• _GOAL_: Please find all lines in the data that hold the string "Payſages" and copy them.

• _EXCERPTED DATA_:
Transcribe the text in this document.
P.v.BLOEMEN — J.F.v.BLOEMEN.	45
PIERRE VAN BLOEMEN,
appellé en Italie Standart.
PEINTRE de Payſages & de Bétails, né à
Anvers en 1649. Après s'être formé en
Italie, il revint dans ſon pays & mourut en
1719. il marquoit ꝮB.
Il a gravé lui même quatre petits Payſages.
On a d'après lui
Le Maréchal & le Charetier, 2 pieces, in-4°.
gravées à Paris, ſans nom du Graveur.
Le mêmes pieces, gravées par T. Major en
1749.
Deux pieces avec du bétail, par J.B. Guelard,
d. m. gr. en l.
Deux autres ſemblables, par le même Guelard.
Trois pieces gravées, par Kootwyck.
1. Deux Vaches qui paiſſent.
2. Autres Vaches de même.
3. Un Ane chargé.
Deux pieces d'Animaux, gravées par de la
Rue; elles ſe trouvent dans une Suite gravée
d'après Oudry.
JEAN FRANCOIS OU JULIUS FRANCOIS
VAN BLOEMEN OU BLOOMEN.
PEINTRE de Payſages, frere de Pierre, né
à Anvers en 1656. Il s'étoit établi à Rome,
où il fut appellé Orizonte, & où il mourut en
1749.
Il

• _SOLUTION FOR THIS TASK_:
PEINTRE de Payſages & de Bétails, né à
Il a gravé lui même quatre petits Payſages.
PEINTRE de Payſages, frere de Pierre, né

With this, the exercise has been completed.